▶ _INFORMATION PROVIDED_:
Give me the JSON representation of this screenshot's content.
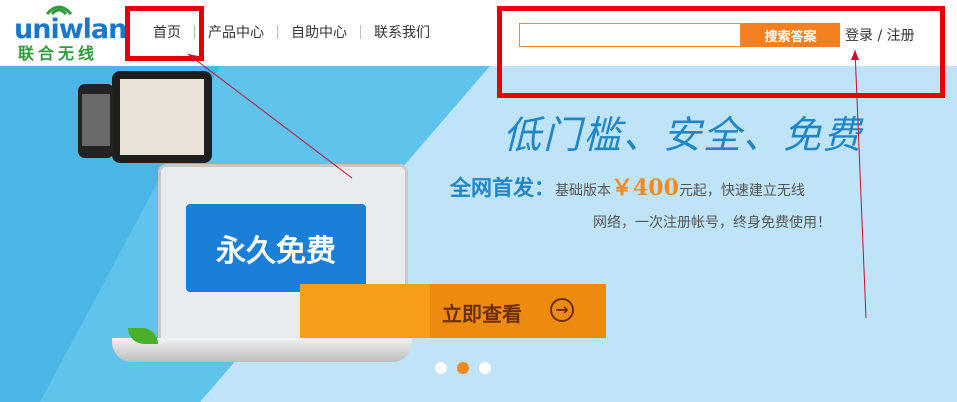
{
  "header": {
    "logo_text": "uniwlan",
    "logo_cn": "联合无线",
    "nav": [
      "首页",
      "产品中心",
      "自助中心",
      "联系我们"
    ],
    "search": {
      "value": "",
      "button": "搜索答案"
    },
    "login": "登录",
    "login_sep": " / ",
    "register": "注册"
  },
  "banner": {
    "free_label": "永久免费",
    "cta_label": "立即查看",
    "slogan": "低门槛、安全、免费",
    "desc_lead": "全网首发：",
    "desc_pre": "基础版本",
    "desc_price": "￥400",
    "desc_post": "元起，快速建立无线",
    "desc_line2": "网络，一次注册帐号，终身免费使用！",
    "slides": [
      false,
      true,
      false
    ]
  },
  "colors": {
    "highlight": "#e60000",
    "accent": "#f47f20",
    "brand_blue": "#1d77c8",
    "banner_bg": "#bfe3f7"
  }
}
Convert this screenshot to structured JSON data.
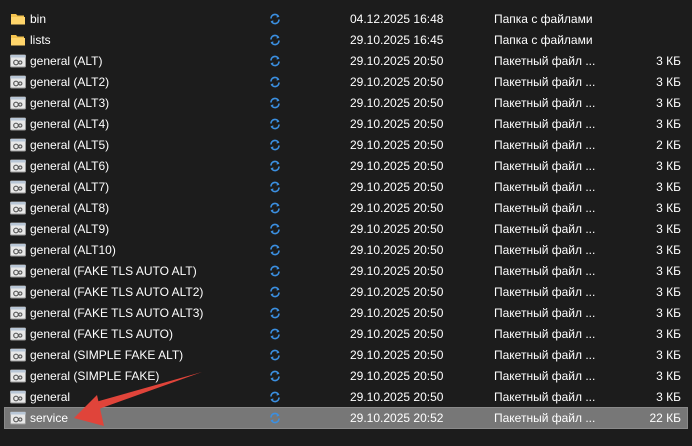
{
  "files": [
    {
      "name": "bin",
      "kind": "folder",
      "icon": "folder-icon",
      "sync_icon": "sync-icon",
      "date": "04.12.2025 16:48",
      "type": "Папка с файлами",
      "size": ""
    },
    {
      "name": "lists",
      "kind": "folder",
      "icon": "folder-icon",
      "sync_icon": "sync-icon",
      "date": "29.10.2025 16:45",
      "type": "Папка с файлами",
      "size": ""
    },
    {
      "name": "general (ALT)",
      "kind": "batch",
      "icon": "batch-file-icon",
      "sync_icon": "sync-icon",
      "date": "29.10.2025 20:50",
      "type": "Пакетный файл ...",
      "size": "3 КБ"
    },
    {
      "name": "general (ALT2)",
      "kind": "batch",
      "icon": "batch-file-icon",
      "sync_icon": "sync-icon",
      "date": "29.10.2025 20:50",
      "type": "Пакетный файл ...",
      "size": "3 КБ"
    },
    {
      "name": "general (ALT3)",
      "kind": "batch",
      "icon": "batch-file-icon",
      "sync_icon": "sync-icon",
      "date": "29.10.2025 20:50",
      "type": "Пакетный файл ...",
      "size": "3 КБ"
    },
    {
      "name": "general (ALT4)",
      "kind": "batch",
      "icon": "batch-file-icon",
      "sync_icon": "sync-icon",
      "date": "29.10.2025 20:50",
      "type": "Пакетный файл ...",
      "size": "3 КБ"
    },
    {
      "name": "general (ALT5)",
      "kind": "batch",
      "icon": "batch-file-icon",
      "sync_icon": "sync-icon",
      "date": "29.10.2025 20:50",
      "type": "Пакетный файл ...",
      "size": "2 КБ"
    },
    {
      "name": "general (ALT6)",
      "kind": "batch",
      "icon": "batch-file-icon",
      "sync_icon": "sync-icon",
      "date": "29.10.2025 20:50",
      "type": "Пакетный файл ...",
      "size": "3 КБ"
    },
    {
      "name": "general (ALT7)",
      "kind": "batch",
      "icon": "batch-file-icon",
      "sync_icon": "sync-icon",
      "date": "29.10.2025 20:50",
      "type": "Пакетный файл ...",
      "size": "3 КБ"
    },
    {
      "name": "general (ALT8)",
      "kind": "batch",
      "icon": "batch-file-icon",
      "sync_icon": "sync-icon",
      "date": "29.10.2025 20:50",
      "type": "Пакетный файл ...",
      "size": "3 КБ"
    },
    {
      "name": "general (ALT9)",
      "kind": "batch",
      "icon": "batch-file-icon",
      "sync_icon": "sync-icon",
      "date": "29.10.2025 20:50",
      "type": "Пакетный файл ...",
      "size": "3 КБ"
    },
    {
      "name": "general (ALT10)",
      "kind": "batch",
      "icon": "batch-file-icon",
      "sync_icon": "sync-icon",
      "date": "29.10.2025 20:50",
      "type": "Пакетный файл ...",
      "size": "3 КБ"
    },
    {
      "name": "general (FAKE TLS AUTO ALT)",
      "kind": "batch",
      "icon": "batch-file-icon",
      "sync_icon": "sync-icon",
      "date": "29.10.2025 20:50",
      "type": "Пакетный файл ...",
      "size": "3 КБ"
    },
    {
      "name": "general (FAKE TLS AUTO ALT2)",
      "kind": "batch",
      "icon": "batch-file-icon",
      "sync_icon": "sync-icon",
      "date": "29.10.2025 20:50",
      "type": "Пакетный файл ...",
      "size": "3 КБ"
    },
    {
      "name": "general (FAKE TLS AUTO ALT3)",
      "kind": "batch",
      "icon": "batch-file-icon",
      "sync_icon": "sync-icon",
      "date": "29.10.2025 20:50",
      "type": "Пакетный файл ...",
      "size": "3 КБ"
    },
    {
      "name": "general (FAKE TLS AUTO)",
      "kind": "batch",
      "icon": "batch-file-icon",
      "sync_icon": "sync-icon",
      "date": "29.10.2025 20:50",
      "type": "Пакетный файл ...",
      "size": "3 КБ"
    },
    {
      "name": "general (SIMPLE FAKE ALT)",
      "kind": "batch",
      "icon": "batch-file-icon",
      "sync_icon": "sync-icon",
      "date": "29.10.2025 20:50",
      "type": "Пакетный файл ...",
      "size": "3 КБ"
    },
    {
      "name": "general (SIMPLE FAKE)",
      "kind": "batch",
      "icon": "batch-file-icon",
      "sync_icon": "sync-icon",
      "date": "29.10.2025 20:50",
      "type": "Пакетный файл ...",
      "size": "3 КБ"
    },
    {
      "name": "general",
      "kind": "batch",
      "icon": "batch-file-icon",
      "sync_icon": "sync-icon",
      "date": "29.10.2025 20:50",
      "type": "Пакетный файл ...",
      "size": "3 КБ"
    },
    {
      "name": "service",
      "kind": "batch",
      "icon": "batch-file-icon",
      "sync_icon": "sync-icon",
      "date": "29.10.2025 20:52",
      "type": "Пакетный файл ...",
      "size": "22 КБ",
      "selected": true
    }
  ],
  "colors": {
    "background": "#1c1c1c",
    "selected_row": "#777777",
    "text": "#ffffff",
    "folder": "#f4c34e",
    "sync_icon": "#3b8fe0",
    "annotation_arrow": "#e0443a"
  },
  "annotation": {
    "icon": "red-arrow-annotation",
    "points_to": "service"
  }
}
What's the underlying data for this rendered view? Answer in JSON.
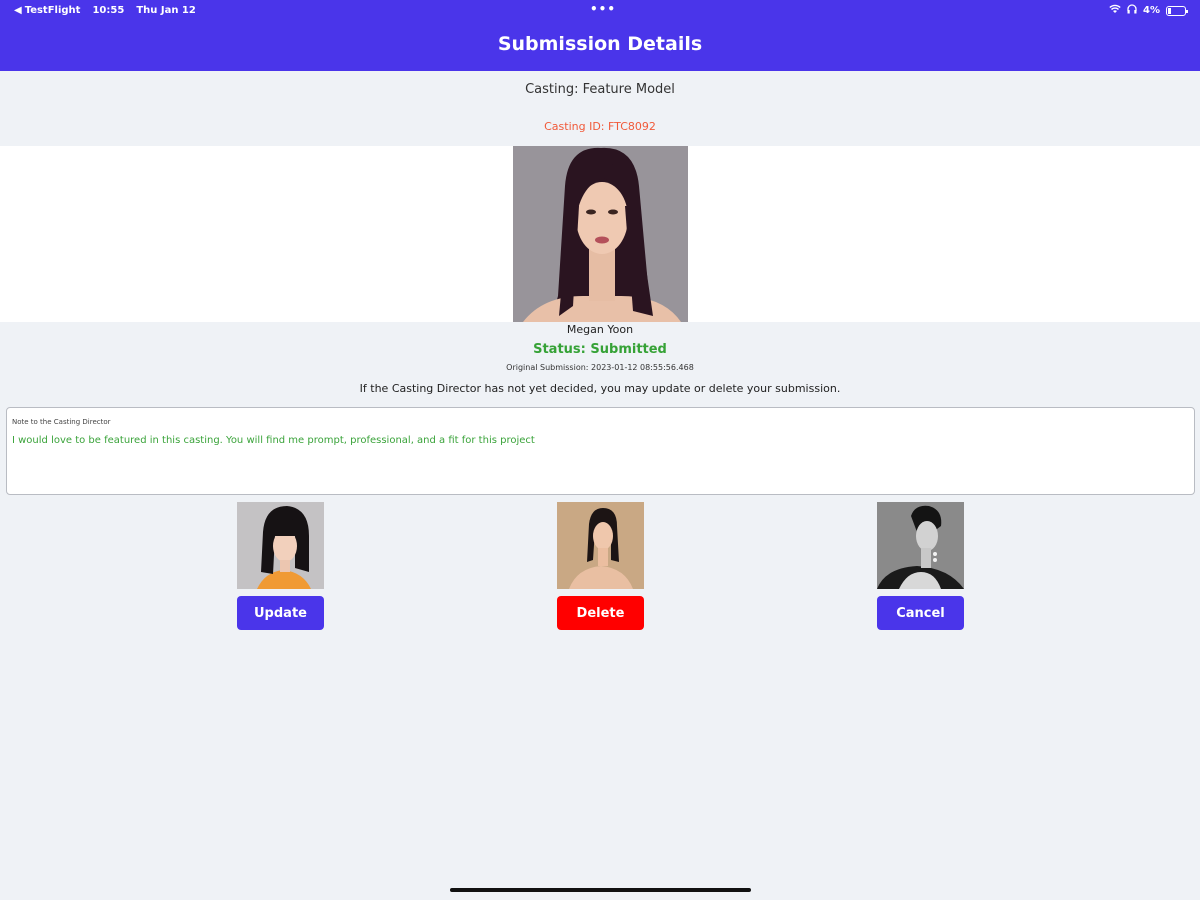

▶ _TASK TO COMPLETE_:
Can the entries above be repeated exactly, without their pictures?

▶ _THE ANSWER_:
Give me the JSON representation of this screenshot's content.
{
  "header": {
    "logo_text": "uniwlan",
    "logo_cn": "联合无线",
    "nav": [
      "首页",
      "产品中心",
      "自助中心",
      "联系我们"
    ],
    "search": {
      "value": "",
      "button": "搜索答案"
    },
    "login": "登录",
    "login_sep": " / ",
    "register": "注册"
  },
  "banner": {
    "free_label": "永久免费",
    "cta_label": "立即查看",
    "slogan": "低门槛、安全、免费",
    "desc_lead": "全网首发：",
    "desc_pre": "基础版本",
    "desc_price": "￥400",
    "desc_post": "元起，快速建立无线",
    "desc_line2": "网络，一次注册帐号，终身免费使用！",
    "slides": [
      false,
      true,
      false
    ]
  },
  "colors": {
    "highlight": "#e60000",
    "accent": "#f47f20",
    "brand_blue": "#1d77c8",
    "banner_bg": "#bfe3f7"
  }
}
Convert this screenshot to structured JSON data.
{
  "files": [
    {
      "name": "bin",
      "kind": "folder",
      "icon": "folder-icon",
      "sync_icon": "sync-icon",
      "date": "04.12.2025 16:48",
      "type": "Папка с файлами",
      "size": ""
    },
    {
      "name": "lists",
      "kind": "folder",
      "icon": "folder-icon",
      "sync_icon": "sync-icon",
      "date": "29.10.2025 16:45",
      "type": "Папка с файлами",
      "size": ""
    },
    {
      "name": "general (ALT)",
      "kind": "batch",
      "icon": "batch-file-icon",
      "sync_icon": "sync-icon",
      "date": "29.10.2025 20:50",
      "type": "Пакетный файл ...",
      "size": "3 КБ"
    },
    {
      "name": "general (ALT2)",
      "kind": "batch",
      "icon": "batch-file-icon",
      "sync_icon": "sync-icon",
      "date": "29.10.2025 20:50",
      "type": "Пакетный файл ...",
      "size": "3 КБ"
    },
    {
      "name": "general (ALT3)",
      "kind": "batch",
      "icon": "batch-file-icon",
      "sync_icon": "sync-icon",
      "date": "29.10.2025 20:50",
      "type": "Пакетный файл ...",
      "size": "3 КБ"
    },
    {
      "name": "general (ALT4)",
      "kind": "batch",
      "icon": "batch-file-icon",
      "sync_icon": "sync-icon",
      "date": "29.10.2025 20:50",
      "type": "Пакетный файл ...",
      "size": "3 КБ"
    },
    {
      "name": "general (ALT5)",
      "kind": "batch",
      "icon": "batch-file-icon",
      "sync_icon": "sync-icon",
      "date": "29.10.2025 20:50",
      "type": "Пакетный файл ...",
      "size": "2 КБ"
    },
    {
      "name": "general (ALT6)",
      "kind": "batch",
      "icon": "batch-file-icon",
      "sync_icon": "sync-icon",
      "date": "29.10.2025 20:50",
      "type": "Пакетный файл ...",
      "size": "3 КБ"
    },
    {
      "name": "general (ALT7)",
      "kind": "batch",
      "icon": "batch-file-icon",
      "sync_icon": "sync-icon",
      "date": "29.10.2025 20:50",
      "type": "Пакетный файл ...",
      "size": "3 КБ"
    },
    {
      "name": "general (ALT8)",
      "kind": "batch",
      "icon": "batch-file-icon",
      "sync_icon": "sync-icon",
      "date": "29.10.2025 20:50",
      "type": "Пакетный файл ...",
      "size": "3 КБ"
    },
    {
      "name": "general (ALT9)",
      "kind": "batch",
      "icon": "batch-file-icon",
      "sync_icon": "sync-icon",
      "date": "29.10.2025 20:50",
      "type": "Пакетный файл ...",
      "size": "3 КБ"
    },
    {
      "name": "general (ALT10)",
      "kind": "batch",
      "icon": "batch-file-icon",
      "sync_icon": "sync-icon",
      "date": "29.10.2025 20:50",
      "type": "Пакетный файл ...",
      "size": "3 КБ"
    },
    {
      "name": "general (FAKE TLS AUTO ALT)",
      "kind": "batch",
      "icon": "batch-file-icon",
      "sync_icon": "sync-icon",
      "date": "29.10.2025 20:50",
      "type": "Пакетный файл ...",
      "size": "3 КБ"
    },
    {
      "name": "general (FAKE TLS AUTO ALT2)",
      "kind": "batch",
      "icon": "batch-file-icon",
      "sync_icon": "sync-icon",
      "date": "29.10.2025 20:50",
      "type": "Пакетный файл ...",
      "size": "3 КБ"
    },
    {
      "name": "general (FAKE TLS AUTO ALT3)",
      "kind": "batch",
      "icon": "batch-file-icon",
      "sync_icon": "sync-icon",
      "date": "29.10.2025 20:50",
      "type": "Пакетный файл ...",
      "size": "3 КБ"
    },
    {
      "name": "general (FAKE TLS AUTO)",
      "kind": "batch",
      "icon": "batch-file-icon",
      "sync_icon": "sync-icon",
      "date": "29.10.2025 20:50",
      "type": "Пакетный файл ...",
      "size": "3 КБ"
    },
    {
      "name": "general (SIMPLE FAKE ALT)",
      "kind": "batch",
      "icon": "batch-file-icon",
      "sync_icon": "sync-icon",
      "date": "29.10.2025 20:50",
      "type": "Пакетный файл ...",
      "size": "3 КБ"
    },
    {
      "name": "general (SIMPLE FAKE)",
      "kind": "batch",
      "icon": "batch-file-icon",
      "sync_icon": "sync-icon",
      "date": "29.10.2025 20:50",
      "type": "Пакетный файл ...",
      "size": "3 КБ"
    },
    {
      "name": "general",
      "kind": "batch",
      "icon": "batch-file-icon",
      "sync_icon": "sync-icon",
      "date": "29.10.2025 20:50",
      "type": "Пакетный файл ...",
      "size": "3 КБ"
    },
    {
      "name": "service",
      "kind": "batch",
      "icon": "batch-file-icon",
      "sync_icon": "sync-icon",
      "date": "29.10.2025 20:52",
      "type": "Пакетный файл ...",
      "size": "22 КБ",
      "selected": true
    }
  ],
  "colors": {
    "background": "#1c1c1c",
    "selected_row": "#777777",
    "text": "#ffffff",
    "folder": "#f4c34e",
    "sync_icon": "#3b8fe0",
    "annotation_arrow": "#e0443a"
  },
  "annotation": {
    "icon": "red-arrow-annotation",
    "points_to": "service"
  }
}
What's the underlying data for this rendered view? Answer in JSON.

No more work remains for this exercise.